• Exercise aim: State the number of lines in these records holding "text". Say nothing more.

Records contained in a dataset
============

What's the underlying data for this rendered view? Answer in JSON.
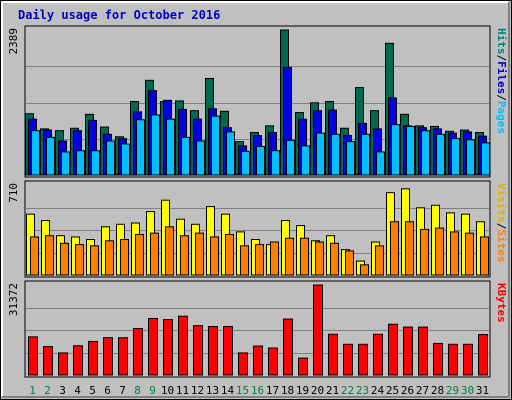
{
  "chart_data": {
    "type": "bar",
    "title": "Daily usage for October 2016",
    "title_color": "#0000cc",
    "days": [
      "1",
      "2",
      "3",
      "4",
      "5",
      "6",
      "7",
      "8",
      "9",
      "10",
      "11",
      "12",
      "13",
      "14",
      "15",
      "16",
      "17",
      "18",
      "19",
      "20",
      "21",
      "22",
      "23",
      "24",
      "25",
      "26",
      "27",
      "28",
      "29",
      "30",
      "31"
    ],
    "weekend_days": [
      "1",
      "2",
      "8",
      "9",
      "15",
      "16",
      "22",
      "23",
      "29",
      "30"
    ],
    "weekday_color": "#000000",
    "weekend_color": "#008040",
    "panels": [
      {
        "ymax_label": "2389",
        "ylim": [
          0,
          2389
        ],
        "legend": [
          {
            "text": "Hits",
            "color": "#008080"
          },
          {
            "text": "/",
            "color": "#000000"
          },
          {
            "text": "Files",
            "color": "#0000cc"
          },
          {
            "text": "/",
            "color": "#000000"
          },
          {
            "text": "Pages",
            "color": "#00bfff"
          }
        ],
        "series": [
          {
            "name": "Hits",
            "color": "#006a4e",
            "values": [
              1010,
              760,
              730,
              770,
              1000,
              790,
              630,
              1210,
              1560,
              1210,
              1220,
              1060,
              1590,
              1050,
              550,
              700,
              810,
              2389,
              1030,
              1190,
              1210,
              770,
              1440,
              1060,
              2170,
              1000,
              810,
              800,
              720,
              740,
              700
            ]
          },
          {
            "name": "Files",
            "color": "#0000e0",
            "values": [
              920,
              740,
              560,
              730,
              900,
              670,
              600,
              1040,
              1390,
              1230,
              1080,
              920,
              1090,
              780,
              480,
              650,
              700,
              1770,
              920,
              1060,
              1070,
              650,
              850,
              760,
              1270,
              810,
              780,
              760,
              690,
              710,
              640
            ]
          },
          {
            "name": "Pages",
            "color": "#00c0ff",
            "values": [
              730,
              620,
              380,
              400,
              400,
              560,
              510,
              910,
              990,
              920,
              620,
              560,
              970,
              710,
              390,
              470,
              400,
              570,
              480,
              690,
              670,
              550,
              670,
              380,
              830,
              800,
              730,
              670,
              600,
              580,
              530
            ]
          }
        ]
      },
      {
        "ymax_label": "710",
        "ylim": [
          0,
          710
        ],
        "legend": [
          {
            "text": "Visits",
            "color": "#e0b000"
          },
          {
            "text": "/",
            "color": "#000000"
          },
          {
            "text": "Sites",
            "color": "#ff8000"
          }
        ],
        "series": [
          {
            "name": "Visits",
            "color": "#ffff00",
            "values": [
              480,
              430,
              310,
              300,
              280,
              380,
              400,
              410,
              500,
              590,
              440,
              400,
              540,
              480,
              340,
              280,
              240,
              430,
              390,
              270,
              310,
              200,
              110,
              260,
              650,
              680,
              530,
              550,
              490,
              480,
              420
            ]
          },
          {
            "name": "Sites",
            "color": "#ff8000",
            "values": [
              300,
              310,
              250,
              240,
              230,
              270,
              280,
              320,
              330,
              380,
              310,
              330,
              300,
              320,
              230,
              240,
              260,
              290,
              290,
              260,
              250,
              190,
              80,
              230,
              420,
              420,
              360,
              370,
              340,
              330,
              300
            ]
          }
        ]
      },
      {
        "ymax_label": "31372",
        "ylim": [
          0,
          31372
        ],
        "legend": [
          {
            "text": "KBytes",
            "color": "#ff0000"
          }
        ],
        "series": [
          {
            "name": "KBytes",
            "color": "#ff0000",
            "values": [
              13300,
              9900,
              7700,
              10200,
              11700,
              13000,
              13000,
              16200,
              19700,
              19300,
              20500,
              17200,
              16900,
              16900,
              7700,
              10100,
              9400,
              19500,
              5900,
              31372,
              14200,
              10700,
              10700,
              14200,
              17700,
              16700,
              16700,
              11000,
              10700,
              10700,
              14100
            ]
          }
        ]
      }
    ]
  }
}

============

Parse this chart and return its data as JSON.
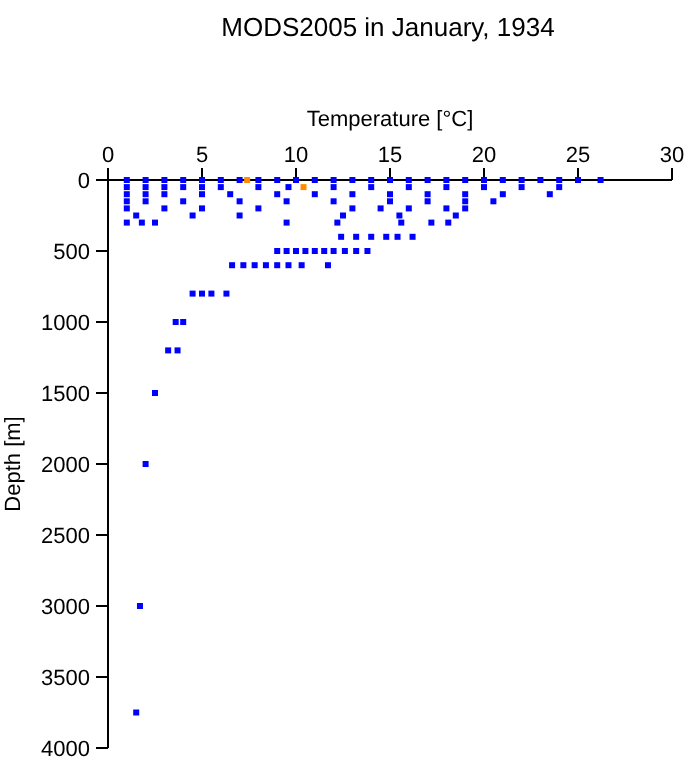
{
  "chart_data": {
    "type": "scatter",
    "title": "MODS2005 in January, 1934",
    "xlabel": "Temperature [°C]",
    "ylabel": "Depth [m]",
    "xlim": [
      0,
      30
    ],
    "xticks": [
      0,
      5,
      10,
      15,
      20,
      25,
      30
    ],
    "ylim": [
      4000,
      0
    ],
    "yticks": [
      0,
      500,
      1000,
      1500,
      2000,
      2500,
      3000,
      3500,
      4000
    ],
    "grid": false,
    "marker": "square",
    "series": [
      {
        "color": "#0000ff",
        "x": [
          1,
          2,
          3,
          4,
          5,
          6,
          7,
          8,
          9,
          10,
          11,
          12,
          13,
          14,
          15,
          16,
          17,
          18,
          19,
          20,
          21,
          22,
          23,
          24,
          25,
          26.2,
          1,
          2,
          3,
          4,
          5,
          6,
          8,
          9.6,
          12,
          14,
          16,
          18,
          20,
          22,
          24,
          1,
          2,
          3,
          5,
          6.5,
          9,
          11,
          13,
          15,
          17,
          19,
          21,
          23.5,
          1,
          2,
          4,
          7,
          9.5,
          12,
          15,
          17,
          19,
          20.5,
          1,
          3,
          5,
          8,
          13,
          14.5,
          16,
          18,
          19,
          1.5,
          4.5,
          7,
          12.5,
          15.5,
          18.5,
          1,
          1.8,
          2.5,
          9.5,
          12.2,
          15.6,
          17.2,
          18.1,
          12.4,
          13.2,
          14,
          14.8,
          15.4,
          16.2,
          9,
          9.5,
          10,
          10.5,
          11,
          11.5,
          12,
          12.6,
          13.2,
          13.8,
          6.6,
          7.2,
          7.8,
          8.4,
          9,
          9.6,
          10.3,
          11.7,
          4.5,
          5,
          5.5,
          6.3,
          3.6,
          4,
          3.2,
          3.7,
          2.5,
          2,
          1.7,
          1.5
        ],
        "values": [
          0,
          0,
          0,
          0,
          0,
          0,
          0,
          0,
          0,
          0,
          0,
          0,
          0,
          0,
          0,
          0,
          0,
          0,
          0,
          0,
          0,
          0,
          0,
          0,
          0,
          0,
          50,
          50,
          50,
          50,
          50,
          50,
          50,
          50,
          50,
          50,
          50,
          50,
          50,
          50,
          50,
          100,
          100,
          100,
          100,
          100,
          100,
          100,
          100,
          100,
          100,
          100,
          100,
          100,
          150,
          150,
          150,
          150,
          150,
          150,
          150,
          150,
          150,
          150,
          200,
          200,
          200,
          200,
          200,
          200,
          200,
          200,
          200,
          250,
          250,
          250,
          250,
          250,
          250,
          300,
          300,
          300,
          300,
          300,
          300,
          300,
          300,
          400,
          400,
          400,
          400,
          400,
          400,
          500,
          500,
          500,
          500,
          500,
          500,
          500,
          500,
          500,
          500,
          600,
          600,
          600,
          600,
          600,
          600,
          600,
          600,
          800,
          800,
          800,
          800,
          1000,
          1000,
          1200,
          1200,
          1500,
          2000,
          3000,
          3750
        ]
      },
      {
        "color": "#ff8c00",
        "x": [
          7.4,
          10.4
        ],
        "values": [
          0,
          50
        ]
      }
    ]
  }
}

============

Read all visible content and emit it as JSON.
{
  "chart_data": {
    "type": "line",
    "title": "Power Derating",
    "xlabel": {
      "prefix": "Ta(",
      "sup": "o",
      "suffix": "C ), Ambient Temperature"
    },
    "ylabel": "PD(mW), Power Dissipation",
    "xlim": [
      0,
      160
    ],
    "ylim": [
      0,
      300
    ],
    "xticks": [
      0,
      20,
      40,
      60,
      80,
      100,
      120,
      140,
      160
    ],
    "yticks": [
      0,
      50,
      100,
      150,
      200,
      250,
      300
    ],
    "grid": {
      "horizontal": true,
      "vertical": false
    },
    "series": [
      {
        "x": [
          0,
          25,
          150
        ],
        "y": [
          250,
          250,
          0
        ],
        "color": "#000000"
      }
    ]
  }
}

============

• Exercise response: 9